Leaving out all images, write out the records that follow exactly.

------ RECORD SET ------

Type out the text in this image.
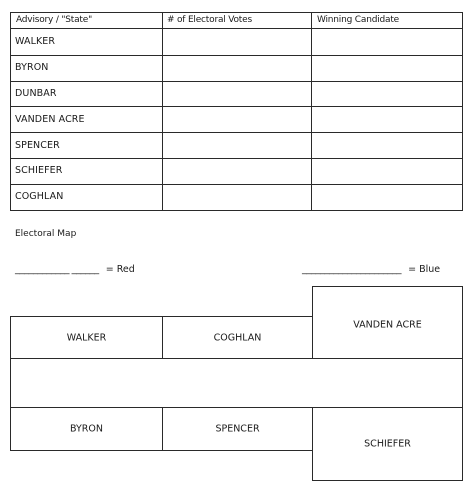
Advisory / "State"	# of Electoral Votes	Winning Candidate
WALKER
BYRON
DUNBAR
VANDEN ACRE
SPENCER
SCHIEFER
COGHLAN
Electoral Map
____________ ______ = Red	______________________ = Blue
WALKER	COGHLAN
VANDEN ACRE
BYRON	SPENCER
SCHIEFER
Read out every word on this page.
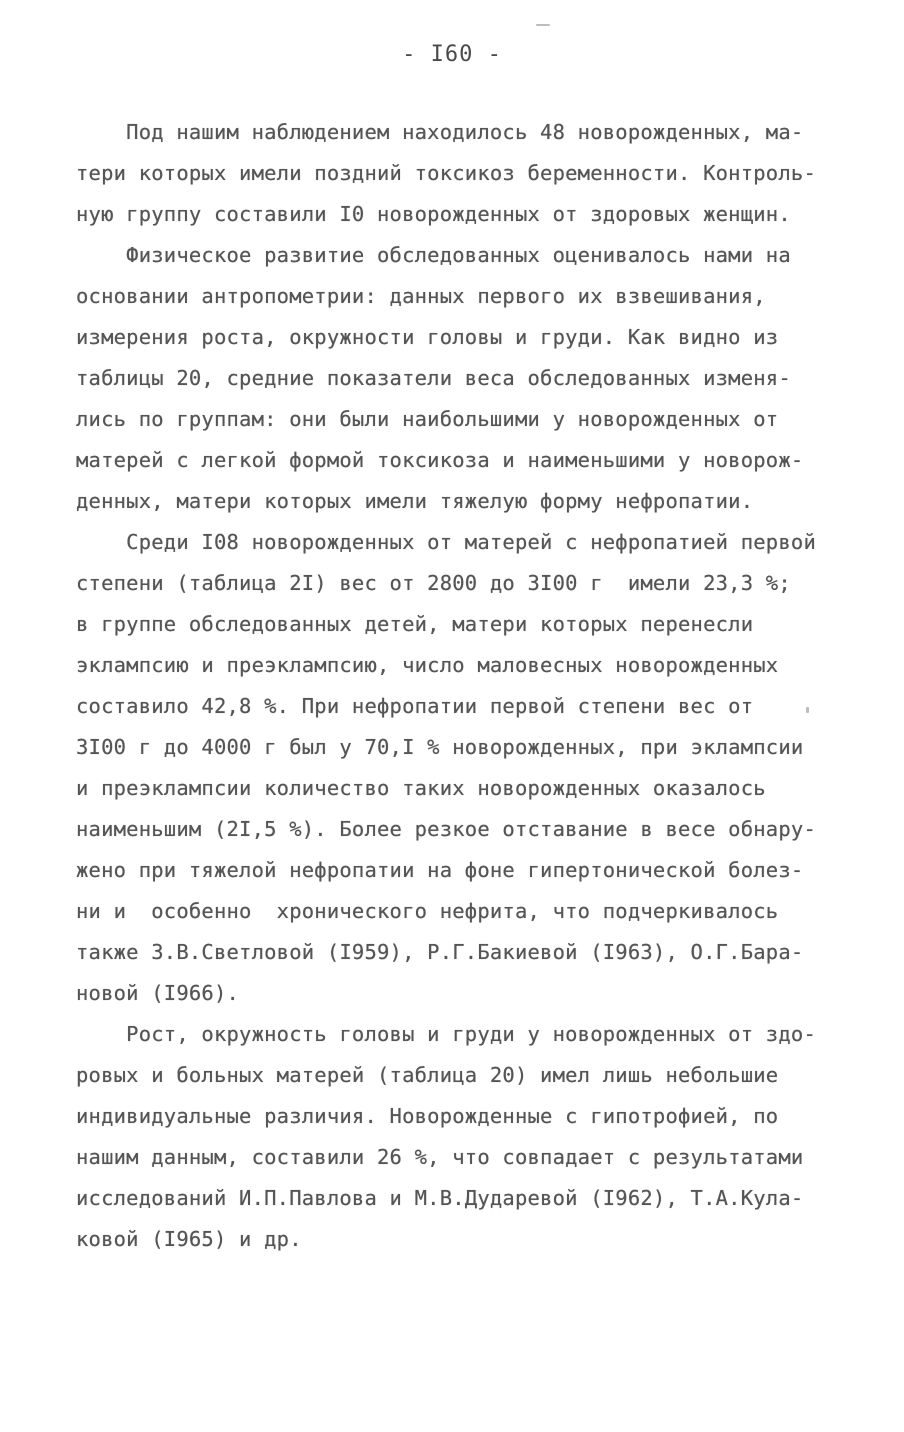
- I60 -
Под нашим наблюдением находилось 48 новорожденных, ма-
тери которых имели поздний токсикоз беременности. Контроль-
ную группу составили I0 новорожденных от здоровых женщин.
Физическое развитие обследованных оценивалось нами на
основании антропометрии: данных первого их взвешивания,
измерения роста, окружности головы и груди. Как видно из
таблицы 20, средние показатели веса обследованных изменя-
лись по группам: они были наибольшими у новорожденных от
матерей с легкой формой токсикоза и наименьшими у новорож-
денных, матери которых имели тяжелую форму нефропатии.
Среди I08 новорожденных от матерей с нефропатией первой
степени (таблица 2I) вес от 2800 до 3I00 г  имели 23,3 %;
в группе обследованных детей, матери которых перенесли
эклампсию и преэклампсию, число маловесных новорожденных
составило 42,8 %. При нефропатии первой степени вес от
3I00 г до 4000 г был у 70,I % новорожденных, при эклампсии
и преэклампсии количество таких новорожденных оказалось
наименьшим (2I,5 %). Более резкое отставание в весе обнару-
жено при тяжелой нефропатии на фоне гипертонической болез-
ни и  особенно  хронического нефрита, что подчеркивалось
также З.В.Светловой (I959), Р.Г.Бакиевой (I963), О.Г.Бара-
новой (I966).
Рост, окружность головы и груди у новорожденных от здо-
ровых и больных матерей (таблица 20) имел лишь небольшие
индивидуальные различия. Новорожденные с гипотрофией, по
нашим данным, составили 26 %, что совпадает с результатами
исследований И.П.Павлова и М.В.Дударевой (I962), Т.А.Кула-
ковой (I965) и др.
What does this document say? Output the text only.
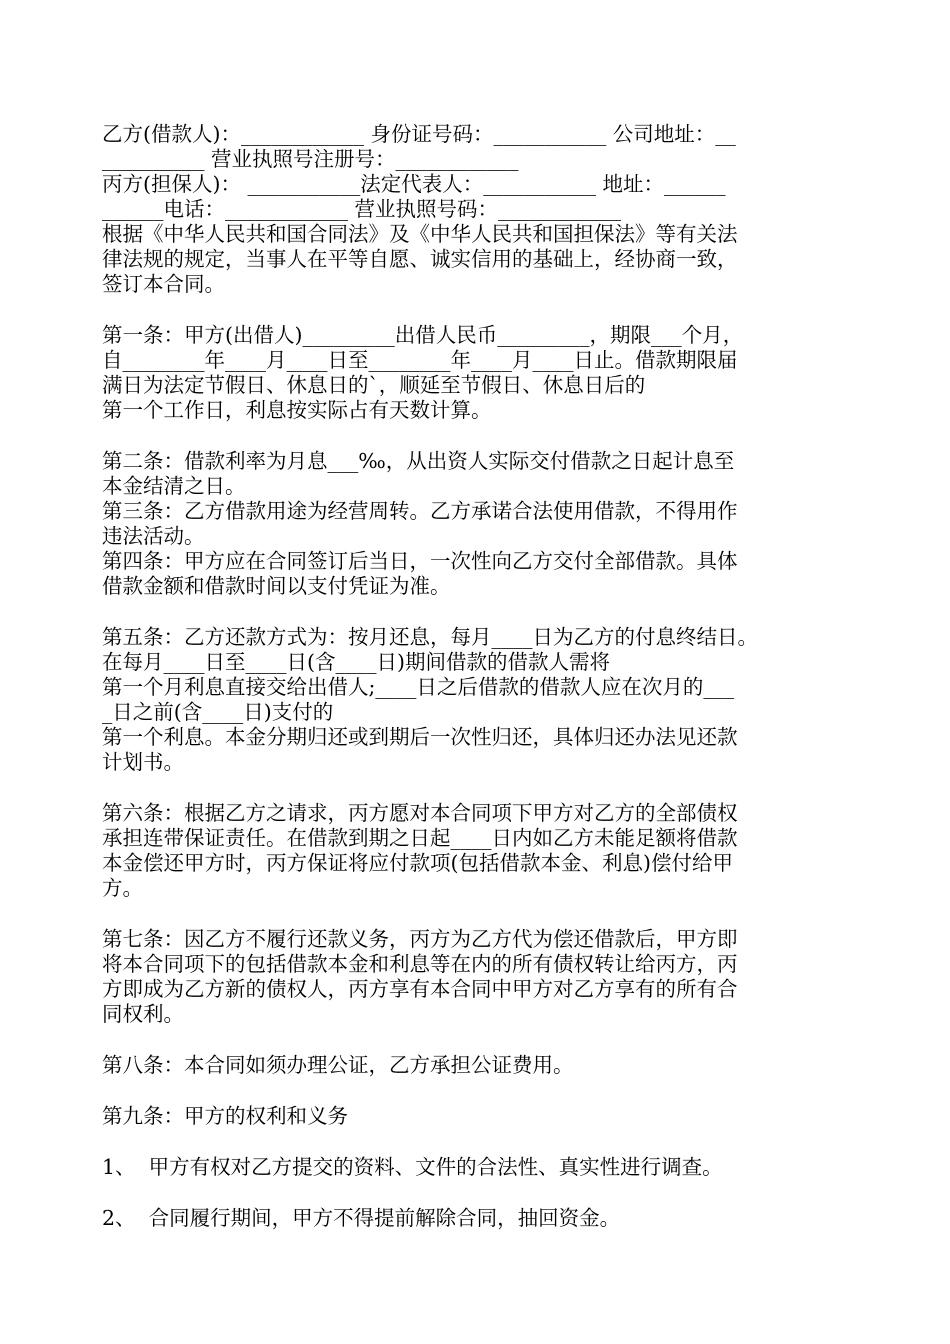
乙方(借款人)：____________ 身份证号码：___________ 公司地址：__
__________ 营业执照号注册号：____________
丙方(担保人)： ___________法定代表人：___________ 地址：______
______电话：____________ 营业执照号码：____________
根据《中华人民共和国合同法》及《中华人民共和国担保法》等有关法
律法规的规定，当事人在平等自愿、诚实信用的基础上，经协商一致，
签订本合同。
第一条：甲方(出借人)_________出借人民币_________，期限___个月，
自________年____月____日至________年____月____日止。借款期限届
满日为法定节假日、休息日的`，顺延至节假日、休息日后的
第一个工作日，利息按实际占有天数计算。
第二条：借款利率为月息___‰，从出资人实际交付借款之日起计息至
本金结清之日。
第三条：乙方借款用途为经营周转。乙方承诺合法使用借款，不得用作
违法活动。
第四条：甲方应在合同签订后当日，一次性向乙方交付全部借款。具体
借款金额和借款时间以支付凭证为准。
第五条：乙方还款方式为：按月还息，每月____日为乙方的付息终结日。
在每月____日至____日(含____日)期间借款的借款人需将
第一个月利息直接交给出借人;____日之后借款的借款人应在次月的___
_日之前(含____日)支付的
第一个利息。本金分期归还或到期后一次性归还，具体归还办法见还款
计划书。
第六条：根据乙方之请求，丙方愿对本合同项下甲方对乙方的全部债权
承担连带保证责任。在借款到期之日起____日内如乙方未能足额将借款
本金偿还甲方时，丙方保证将应付款项(包括借款本金、利息)偿付给甲
方。
第七条：因乙方不履行还款义务，丙方为乙方代为偿还借款后，甲方即
将本合同项下的包括借款本金和利息等在内的所有债权转让给丙方，丙
方即成为乙方新的债权人，丙方享有本合同中甲方对乙方享有的所有合
同权利。
第八条：本合同如须办理公证，乙方承担公证费用。
第九条：甲方的权利和义务
1、  甲方有权对乙方提交的资料、文件的合法性、真实性进行调查。
2、  合同履行期间，甲方不得提前解除合同，抽回资金。
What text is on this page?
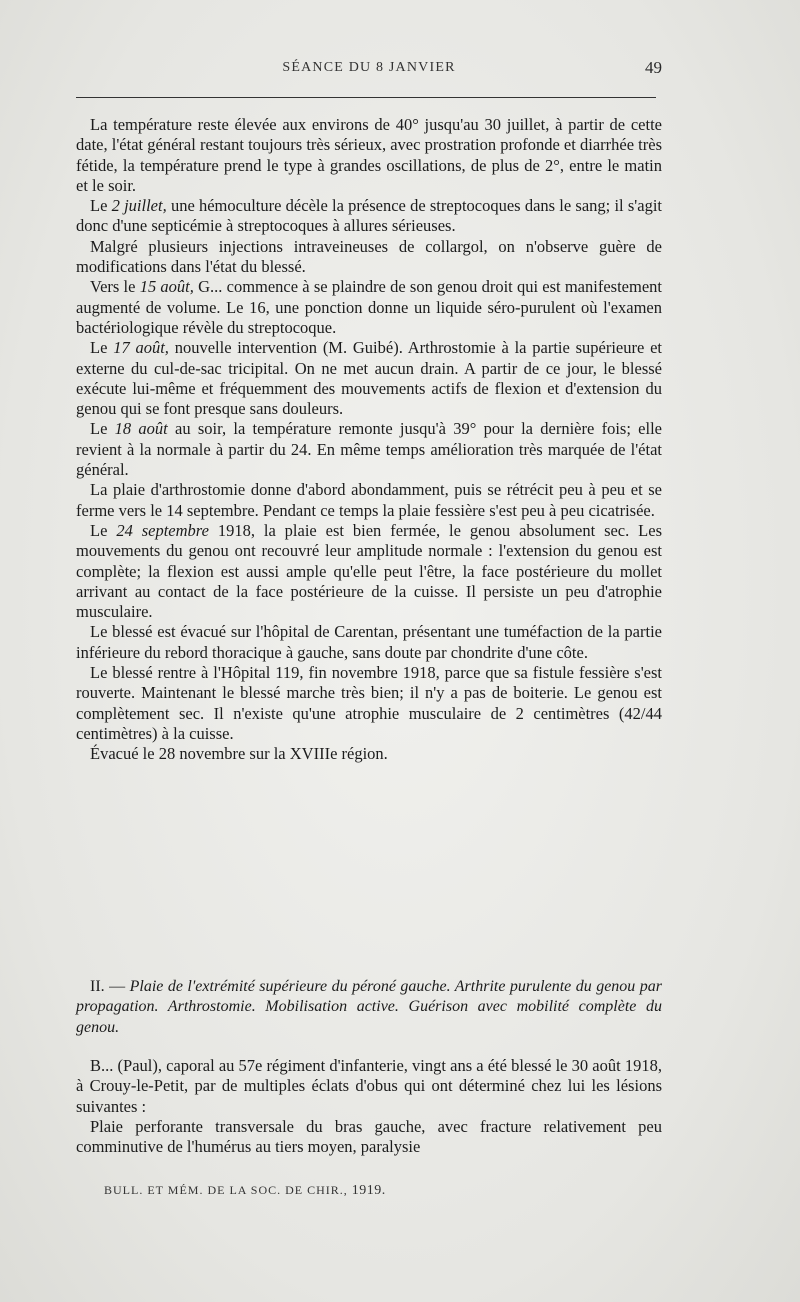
SÉANCE DU 8 JANVIER	49

La température reste élevée aux environs de 40° jusqu'au 30 juillet, à partir de cette date, l'état général restant toujours très sérieux, avec prostration profonde et diarrhée très fétide, la température prend le type à grandes oscillations, de plus de 2°, entre le matin et le soir.

Le 2 juillet, une hémoculture décèle la présence de streptocoques dans le sang; il s'agit donc d'une septicémie à streptocoques à allures sérieuses.

Malgré plusieurs injections intraveineuses de collargol, on n'observe guère de modifications dans l'état du blessé.

Vers le 15 août, G... commence à se plaindre de son genou droit qui est manifestement augmenté de volume. Le 16, une ponction donne un liquide séro-purulent où l'examen bactériologique révèle du streptocoque.

Le 17 août, nouvelle intervention (M. Guibé). Arthrostomie à la partie supérieure et externe du cul-de-sac tricipital. On ne met aucun drain. A partir de ce jour, le blessé exécute lui-même et fréquemment des mouvements actifs de flexion et d'extension du genou qui se font presque sans douleurs.

Le 18 août au soir, la température remonte jusqu'à 39° pour la dernière fois; elle revient à la normale à partir du 24. En même temps amélioration très marquée de l'état général.

La plaie d'arthrostomie donne d'abord abondamment, puis se rétrécit peu à peu et se ferme vers le 14 septembre. Pendant ce temps la plaie fessière s'est peu à peu cicatrisée.

Le 24 septembre 1918, la plaie est bien fermée, le genou absolument sec. Les mouvements du genou ont recouvré leur amplitude normale : l'extension du genou est complète; la flexion est aussi ample qu'elle peut l'être, la face postérieure du mollet arrivant au contact de la face postérieure de la cuisse. Il persiste un peu d'atrophie musculaire.

Le blessé est évacué sur l'hôpital de Carentan, présentant une tuméfaction de la partie inférieure du rebord thoracique à gauche, sans doute par chondrite d'une côte.

Le blessé rentre à l'Hôpital 119, fin novembre 1918, parce que sa fistule fessière s'est rouverte. Maintenant le blessé marche très bien; il n'y a pas de boiterie. Le genou est complètement sec. Il n'existe qu'une atrophie musculaire de 2 centimètres (42/44 centimètres) à la cuisse.

Évacué le 28 novembre sur la XVIIIe région.

II. — Plaie de l'extrémité supérieure du péroné gauche. Arthrite purulente du genou par propagation. Arthrostomie. Mobilisation active. Guérison avec mobilité complète du genou.

B... (Paul), caporal au 57e régiment d'infanterie, vingt ans a été blessé le 30 août 1918, à Crouy-le-Petit, par de multiples éclats d'obus qui ont déterminé chez lui les lésions suivantes :

Plaie perforante transversale du bras gauche, avec fracture relativement peu comminutive de l'humérus au tiers moyen, paralysie

BULL. ET MÉM. DE LA SOC. DE CHIR., 1919.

------

TASK RESULT:
Type out the text in this image.
Advisory / "State"	# of Electoral Votes	Winning Candidate
WALKER
BYRON
DUNBAR
VANDEN ACRE
SPENCER
SCHIEFER
COGHLAN
Electoral Map
____________ ______ = Red	______________________ = Blue
WALKER	COGHLAN
VANDEN ACRE
BYRON	SPENCER
SCHIEFER
Read out every word on this page.
- I60 -
Под нашим наблюдением находилось 48 новорожденных, ма-
тери которых имели поздний токсикоз беременности. Контроль-
ную группу составили I0 новорожденных от здоровых женщин.
Физическое развитие обследованных оценивалось нами на
основании антропометрии: данных первого их взвешивания,
измерения роста, окружности головы и груди. Как видно из
таблицы 20, средние показатели веса обследованных изменя-
лись по группам: они были наибольшими у новорожденных от
матерей с легкой формой токсикоза и наименьшими у новорож-
денных, матери которых имели тяжелую форму нефропатии.
Среди I08 новорожденных от матерей с нефропатией первой
степени (таблица 2I) вес от 2800 до 3I00 г  имели 23,3 %;
в группе обследованных детей, матери которых перенесли
эклампсию и преэклампсию, число маловесных новорожденных
составило 42,8 %. При нефропатии первой степени вес от
3I00 г до 4000 г был у 70,I % новорожденных, при эклампсии
и преэклампсии количество таких новорожденных оказалось
наименьшим (2I,5 %). Более резкое отставание в весе обнару-
жено при тяжелой нефропатии на фоне гипертонической болез-
ни и  особенно  хронического нефрита, что подчеркивалось
также З.В.Светловой (I959), Р.Г.Бакиевой (I963), О.Г.Бара-
новой (I966).
Рост, окружность головы и груди у новорожденных от здо-
ровых и больных матерей (таблица 20) имел лишь небольшие
индивидуальные различия. Новорожденные с гипотрофией, по
нашим данным, составили 26 %, что совпадает с результатами
исследований И.П.Павлова и М.В.Дударевой (I962), Т.А.Кула-
ковой (I965) и др.
What does this document say? Output the text only.
乙方(借款人)：____________ 身份证号码：___________ 公司地址：__
__________ 营业执照号注册号：____________
丙方(担保人)： ___________法定代表人：___________ 地址：______
______电话：____________ 营业执照号码：____________
根据《中华人民共和国合同法》及《中华人民共和国担保法》等有关法
律法规的规定，当事人在平等自愿、诚实信用的基础上，经协商一致，
签订本合同。
第一条：甲方(出借人)_________出借人民币_________，期限___个月，
自________年____月____日至________年____月____日止。借款期限届
满日为法定节假日、休息日的`，顺延至节假日、休息日后的
第一个工作日，利息按实际占有天数计算。
第二条：借款利率为月息___‰，从出资人实际交付借款之日起计息至
本金结清之日。
第三条：乙方借款用途为经营周转。乙方承诺合法使用借款，不得用作
违法活动。
第四条：甲方应在合同签订后当日，一次性向乙方交付全部借款。具体
借款金额和借款时间以支付凭证为准。
第五条：乙方还款方式为：按月还息，每月____日为乙方的付息终结日。
在每月____日至____日(含____日)期间借款的借款人需将
第一个月利息直接交给出借人;____日之后借款的借款人应在次月的___
_日之前(含____日)支付的
第一个利息。本金分期归还或到期后一次性归还，具体归还办法见还款
计划书。
第六条：根据乙方之请求，丙方愿对本合同项下甲方对乙方的全部债权
承担连带保证责任。在借款到期之日起____日内如乙方未能足额将借款
本金偿还甲方时，丙方保证将应付款项(包括借款本金、利息)偿付给甲
方。
第七条：因乙方不履行还款义务，丙方为乙方代为偿还借款后，甲方即
将本合同项下的包括借款本金和利息等在内的所有债权转让给丙方，丙
方即成为乙方新的债权人，丙方享有本合同中甲方对乙方享有的所有合
同权利。
第八条：本合同如须办理公证，乙方承担公证费用。
第九条：甲方的权利和义务
1、  甲方有权对乙方提交的资料、文件的合法性、真实性进行调查。
2、  合同履行期间，甲方不得提前解除合同，抽回资金。
What text is on this page?
SÉANCE DU 8 JANVIER	49

La température reste élevée aux environs de 40° jusqu'au 30 juillet, à partir de cette date, l'état général restant toujours très sérieux, avec prostration profonde et diarrhée très fétide, la température prend le type à grandes oscillations, de plus de 2°, entre le matin et le soir.

Le 2 juillet, une hémoculture décèle la présence de streptocoques dans le sang; il s'agit donc d'une septicémie à streptocoques à allures sérieuses.

Malgré plusieurs injections intraveineuses de collargol, on n'observe guère de modifications dans l'état du blessé.

Vers le 15 août, G... commence à se plaindre de son genou droit qui est manifestement augmenté de volume. Le 16, une ponction donne un liquide séro-purulent où l'examen bactériologique révèle du streptocoque.

Le 17 août, nouvelle intervention (M. Guibé). Arthrostomie à la partie supérieure et externe du cul-de-sac tricipital. On ne met aucun drain. A partir de ce jour, le blessé exécute lui-même et fréquemment des mouvements actifs de flexion et d'extension du genou qui se font presque sans douleurs.

Le 18 août au soir, la température remonte jusqu'à 39° pour la dernière fois; elle revient à la normale à partir du 24. En même temps amélioration très marquée de l'état général.

La plaie d'arthrostomie donne d'abord abondamment, puis se rétrécit peu à peu et se ferme vers le 14 septembre. Pendant ce temps la plaie fessière s'est peu à peu cicatrisée.

Le 24 septembre 1918, la plaie est bien fermée, le genou absolument sec. Les mouvements du genou ont recouvré leur amplitude normale : l'extension du genou est complète; la flexion est aussi ample qu'elle peut l'être, la face postérieure du mollet arrivant au contact de la face postérieure de la cuisse. Il persiste un peu d'atrophie musculaire.

Le blessé est évacué sur l'hôpital de Carentan, présentant une tuméfaction de la partie inférieure du rebord thoracique à gauche, sans doute par chondrite d'une côte.

Le blessé rentre à l'Hôpital 119, fin novembre 1918, parce que sa fistule fessière s'est rouverte. Maintenant le blessé marche très bien; il n'y a pas de boiterie. Le genou est complètement sec. Il n'existe qu'une atrophie musculaire de 2 centimètres (42/44 centimètres) à la cuisse.

Évacué le 28 novembre sur la XVIIIe région.

II. — Plaie de l'extrémité supérieure du péroné gauche. Arthrite purulente du genou par propagation. Arthrostomie. Mobilisation active. Guérison avec mobilité complète du genou.

B... (Paul), caporal au 57e régiment d'infanterie, vingt ans a été blessé le 30 août 1918, à Crouy-le-Petit, par de multiples éclats d'obus qui ont déterminé chez lui les lésions suivantes :

Plaie perforante transversale du bras gauche, avec fracture relativement peu comminutive de l'humérus au tiers moyen, paralysie

BULL. ET MÉM. DE LA SOC. DE CHIR., 1919.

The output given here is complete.